(Stored data)
⁂

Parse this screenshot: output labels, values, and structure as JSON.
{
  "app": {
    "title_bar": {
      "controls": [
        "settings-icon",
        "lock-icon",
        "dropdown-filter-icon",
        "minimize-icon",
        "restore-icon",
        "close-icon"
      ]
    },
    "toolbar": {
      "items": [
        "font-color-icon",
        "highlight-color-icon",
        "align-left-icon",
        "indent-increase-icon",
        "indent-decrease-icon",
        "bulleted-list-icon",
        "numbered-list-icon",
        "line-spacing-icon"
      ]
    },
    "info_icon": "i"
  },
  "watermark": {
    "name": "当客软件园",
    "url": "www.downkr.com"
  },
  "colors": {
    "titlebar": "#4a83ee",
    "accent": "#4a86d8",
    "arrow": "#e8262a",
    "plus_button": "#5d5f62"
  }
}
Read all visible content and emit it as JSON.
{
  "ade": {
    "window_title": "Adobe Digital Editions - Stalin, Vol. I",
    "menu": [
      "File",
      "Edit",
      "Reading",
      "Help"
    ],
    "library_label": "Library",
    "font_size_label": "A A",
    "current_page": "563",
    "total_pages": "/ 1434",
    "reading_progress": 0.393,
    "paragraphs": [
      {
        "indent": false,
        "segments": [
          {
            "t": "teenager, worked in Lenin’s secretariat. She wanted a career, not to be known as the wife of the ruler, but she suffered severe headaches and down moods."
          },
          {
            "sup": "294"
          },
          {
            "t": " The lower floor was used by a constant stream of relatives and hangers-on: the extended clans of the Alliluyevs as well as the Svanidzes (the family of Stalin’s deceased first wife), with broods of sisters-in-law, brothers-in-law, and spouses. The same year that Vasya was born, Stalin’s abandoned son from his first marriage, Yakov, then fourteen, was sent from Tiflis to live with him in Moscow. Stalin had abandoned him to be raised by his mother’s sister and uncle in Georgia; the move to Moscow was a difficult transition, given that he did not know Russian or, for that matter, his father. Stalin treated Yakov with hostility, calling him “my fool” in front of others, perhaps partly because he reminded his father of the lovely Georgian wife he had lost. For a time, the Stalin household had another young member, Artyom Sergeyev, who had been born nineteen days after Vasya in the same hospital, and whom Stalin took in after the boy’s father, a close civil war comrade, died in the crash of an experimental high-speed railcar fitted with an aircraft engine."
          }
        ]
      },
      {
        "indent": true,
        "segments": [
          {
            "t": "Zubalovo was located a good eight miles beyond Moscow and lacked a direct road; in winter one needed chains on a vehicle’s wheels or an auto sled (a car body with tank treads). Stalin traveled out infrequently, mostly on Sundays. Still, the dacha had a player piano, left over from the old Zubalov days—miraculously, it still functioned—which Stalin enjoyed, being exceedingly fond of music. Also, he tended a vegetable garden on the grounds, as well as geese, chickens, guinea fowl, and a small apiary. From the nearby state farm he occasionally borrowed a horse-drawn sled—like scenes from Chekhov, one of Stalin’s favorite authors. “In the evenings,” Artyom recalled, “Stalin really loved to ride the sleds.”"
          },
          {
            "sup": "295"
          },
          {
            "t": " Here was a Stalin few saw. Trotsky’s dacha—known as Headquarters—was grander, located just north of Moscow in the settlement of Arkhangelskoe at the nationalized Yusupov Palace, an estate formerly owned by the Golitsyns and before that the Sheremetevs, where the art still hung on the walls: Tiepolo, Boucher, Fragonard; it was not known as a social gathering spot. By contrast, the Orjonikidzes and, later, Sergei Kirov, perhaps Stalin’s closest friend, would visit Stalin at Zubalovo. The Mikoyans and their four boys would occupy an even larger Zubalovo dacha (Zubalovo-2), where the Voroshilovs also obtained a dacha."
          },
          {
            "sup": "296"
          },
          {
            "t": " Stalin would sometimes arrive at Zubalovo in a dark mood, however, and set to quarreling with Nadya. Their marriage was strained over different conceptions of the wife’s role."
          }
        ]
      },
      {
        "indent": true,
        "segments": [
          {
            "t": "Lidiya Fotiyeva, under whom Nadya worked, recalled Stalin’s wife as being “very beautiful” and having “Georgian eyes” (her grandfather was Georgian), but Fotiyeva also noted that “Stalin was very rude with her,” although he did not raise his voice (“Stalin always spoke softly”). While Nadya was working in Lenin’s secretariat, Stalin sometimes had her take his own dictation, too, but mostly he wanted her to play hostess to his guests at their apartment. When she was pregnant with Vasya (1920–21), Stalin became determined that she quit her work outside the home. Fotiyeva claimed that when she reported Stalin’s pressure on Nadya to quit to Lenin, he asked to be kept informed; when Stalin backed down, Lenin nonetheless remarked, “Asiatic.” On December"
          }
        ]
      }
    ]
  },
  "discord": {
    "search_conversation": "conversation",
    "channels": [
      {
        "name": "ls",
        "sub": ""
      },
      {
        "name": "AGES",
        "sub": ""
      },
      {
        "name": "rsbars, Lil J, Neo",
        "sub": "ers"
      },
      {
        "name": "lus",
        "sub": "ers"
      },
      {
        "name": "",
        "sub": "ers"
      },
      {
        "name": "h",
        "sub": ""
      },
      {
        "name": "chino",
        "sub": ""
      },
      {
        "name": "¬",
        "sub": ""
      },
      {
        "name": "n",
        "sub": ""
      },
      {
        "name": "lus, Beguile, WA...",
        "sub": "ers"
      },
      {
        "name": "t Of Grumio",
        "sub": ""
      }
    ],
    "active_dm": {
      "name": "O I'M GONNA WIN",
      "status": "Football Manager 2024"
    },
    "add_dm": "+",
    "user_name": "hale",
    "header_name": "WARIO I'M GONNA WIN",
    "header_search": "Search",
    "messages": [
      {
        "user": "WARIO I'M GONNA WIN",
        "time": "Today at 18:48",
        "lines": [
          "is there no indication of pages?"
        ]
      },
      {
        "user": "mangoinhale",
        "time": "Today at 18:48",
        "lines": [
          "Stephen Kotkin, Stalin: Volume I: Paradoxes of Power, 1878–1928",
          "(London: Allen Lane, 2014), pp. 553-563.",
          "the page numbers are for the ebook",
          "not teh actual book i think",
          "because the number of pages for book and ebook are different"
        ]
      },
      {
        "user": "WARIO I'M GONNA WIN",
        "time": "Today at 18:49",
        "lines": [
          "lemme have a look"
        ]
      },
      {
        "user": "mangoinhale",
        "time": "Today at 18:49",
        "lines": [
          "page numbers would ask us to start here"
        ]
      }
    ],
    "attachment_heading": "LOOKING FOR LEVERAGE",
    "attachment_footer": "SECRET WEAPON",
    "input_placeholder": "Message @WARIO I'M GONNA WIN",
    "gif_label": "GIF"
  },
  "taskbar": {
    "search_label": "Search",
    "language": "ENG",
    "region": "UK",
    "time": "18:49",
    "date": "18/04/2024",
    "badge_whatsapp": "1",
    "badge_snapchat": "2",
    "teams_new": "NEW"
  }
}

⁂

To do:
Only lines with the word "would" are wanted, so copy each one from the records.

Written reply:
            "t": " Here was a Stalin few saw. Trotsky’s dacha—known as Headquarters—was grander, located just north of Moscow in the settlement of Arkhangelskoe at the nationalized Yusupov Palace, an estate formerly owned by the Golitsyns and before that the Sheremetevs, where the art still hung on the walls: Tiepolo, Boucher, Fragonard; it was not known as a social gathering spot. By contrast, the Orjonikidzes and, later, Sergei Kirov, perhaps Stalin’s closest friend, would visit Stalin at Zubalovo. The Mikoyans and their four boys would occupy an even larger Zubalovo dacha (Zubalovo-2), where the Voroshilovs also obtained a dacha."
            "t": " Stalin would sometimes arrive at Zubalovo in a dark mood, however, and set to quarreling with Nadya. Their marriage was strained over different conceptions of the wife’s role."
          "page numbers would ask us to start here"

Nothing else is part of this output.